━━ Texte de l'article

Selon plusieurs sources, la startup d'intelligence artificielle Anthropic explorerait la possibilité de concevoir ses propres puces. L’entreprise et ses concurrents sont aux prises avec une pénurie de puces d’intelligence artificielle, essentielles au fonctionnement et au développement de systèmes d’intelligence artificielle plus avancés.

Selon deux personnes proches du dossier et une personne proche des projets d'Anthropic, le projet n'en est qu'à ses débuts et l'entreprise pourrait finalement choisir d'acheter des puces d'intelligence artificielle plutôt que de concevoir les siennes. L'une des sources a déclaré que la société n'avait pas encore finalisé une conception spécifique et n'avait pas réuni d'équipe dédiée pour travailler sur le projet.

Anthropic a déclaré plus tôt cette semaine que la demande pour son modèle d'intelligence artificielle Claude s'accélère en 2026, et la société s'attend à ce que son chiffre d'affaires annualisé dépasse 30 milliards de dollars cette année, contre environ 9 milliards de dollars fin 2025.

━━━━
━━ Données d'étude

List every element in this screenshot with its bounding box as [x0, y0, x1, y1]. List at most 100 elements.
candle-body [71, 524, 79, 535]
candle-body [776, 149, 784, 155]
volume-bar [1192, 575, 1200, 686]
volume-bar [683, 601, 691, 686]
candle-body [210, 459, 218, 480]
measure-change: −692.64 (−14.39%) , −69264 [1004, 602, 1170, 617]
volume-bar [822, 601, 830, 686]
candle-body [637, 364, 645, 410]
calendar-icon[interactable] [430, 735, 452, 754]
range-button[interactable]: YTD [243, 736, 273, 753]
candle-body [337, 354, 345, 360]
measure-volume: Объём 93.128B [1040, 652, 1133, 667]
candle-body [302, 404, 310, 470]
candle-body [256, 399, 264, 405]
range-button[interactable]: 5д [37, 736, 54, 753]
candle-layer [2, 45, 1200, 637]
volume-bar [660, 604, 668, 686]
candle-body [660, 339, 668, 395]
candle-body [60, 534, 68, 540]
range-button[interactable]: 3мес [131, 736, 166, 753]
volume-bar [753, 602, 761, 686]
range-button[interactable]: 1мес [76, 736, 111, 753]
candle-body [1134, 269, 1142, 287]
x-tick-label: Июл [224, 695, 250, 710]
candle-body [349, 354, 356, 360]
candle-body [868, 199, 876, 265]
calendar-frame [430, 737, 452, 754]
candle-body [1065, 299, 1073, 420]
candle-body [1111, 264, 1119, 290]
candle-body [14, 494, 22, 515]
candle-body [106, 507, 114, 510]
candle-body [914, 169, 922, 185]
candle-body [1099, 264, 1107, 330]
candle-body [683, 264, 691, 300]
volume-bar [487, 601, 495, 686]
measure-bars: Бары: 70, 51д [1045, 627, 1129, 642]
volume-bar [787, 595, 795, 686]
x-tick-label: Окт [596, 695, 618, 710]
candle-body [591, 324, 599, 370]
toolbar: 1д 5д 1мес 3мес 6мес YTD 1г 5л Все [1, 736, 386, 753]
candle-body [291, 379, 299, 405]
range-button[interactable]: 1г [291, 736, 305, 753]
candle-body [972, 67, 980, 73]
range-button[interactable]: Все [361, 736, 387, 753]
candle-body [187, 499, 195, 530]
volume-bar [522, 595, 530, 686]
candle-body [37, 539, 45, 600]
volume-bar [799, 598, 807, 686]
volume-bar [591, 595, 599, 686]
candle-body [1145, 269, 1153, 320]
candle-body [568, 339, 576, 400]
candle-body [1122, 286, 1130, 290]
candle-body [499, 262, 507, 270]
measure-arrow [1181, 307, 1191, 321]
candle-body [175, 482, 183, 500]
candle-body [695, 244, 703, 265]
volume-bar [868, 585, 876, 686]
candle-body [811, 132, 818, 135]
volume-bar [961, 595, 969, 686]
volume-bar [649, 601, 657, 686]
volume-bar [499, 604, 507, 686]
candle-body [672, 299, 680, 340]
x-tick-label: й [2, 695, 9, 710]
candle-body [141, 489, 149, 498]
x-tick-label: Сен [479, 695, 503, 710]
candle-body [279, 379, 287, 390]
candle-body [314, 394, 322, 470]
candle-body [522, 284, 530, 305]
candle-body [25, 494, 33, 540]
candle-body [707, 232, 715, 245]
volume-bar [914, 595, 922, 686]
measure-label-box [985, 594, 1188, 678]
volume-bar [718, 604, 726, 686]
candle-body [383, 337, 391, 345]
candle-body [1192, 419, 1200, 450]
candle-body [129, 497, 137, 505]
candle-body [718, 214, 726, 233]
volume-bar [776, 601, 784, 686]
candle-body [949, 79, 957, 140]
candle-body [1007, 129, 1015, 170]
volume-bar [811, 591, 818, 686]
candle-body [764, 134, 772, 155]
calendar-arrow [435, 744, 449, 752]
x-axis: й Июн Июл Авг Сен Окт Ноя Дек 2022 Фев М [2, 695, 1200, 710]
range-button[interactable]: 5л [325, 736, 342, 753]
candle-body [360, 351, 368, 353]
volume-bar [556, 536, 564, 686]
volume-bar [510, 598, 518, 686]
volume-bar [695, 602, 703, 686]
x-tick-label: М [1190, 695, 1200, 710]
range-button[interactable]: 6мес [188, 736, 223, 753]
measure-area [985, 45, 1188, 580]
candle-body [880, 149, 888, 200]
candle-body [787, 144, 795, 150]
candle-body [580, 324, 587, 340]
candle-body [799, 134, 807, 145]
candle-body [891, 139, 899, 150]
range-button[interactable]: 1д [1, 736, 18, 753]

━━━━

Modifiez le passage de l'article sur Anthropic qui va de "Anthropic a déclaré" jusqu'à "dollars fin 2025." en remplaçant "cette semaine" par "la semaine dernière". Appuyez-vous uniquement sur l'article pour répondre.

Anthropic a déclaré plus tôt la semaine dernière que la demande pour son modèle d'intelligence artificielle Claude s'accélère en 2026, et la société s'attend à ce que son chiffre d'affaires annualisé dépasse 30 milliards de dollars cette année, contre environ 9 milliards de dollars fin 2025.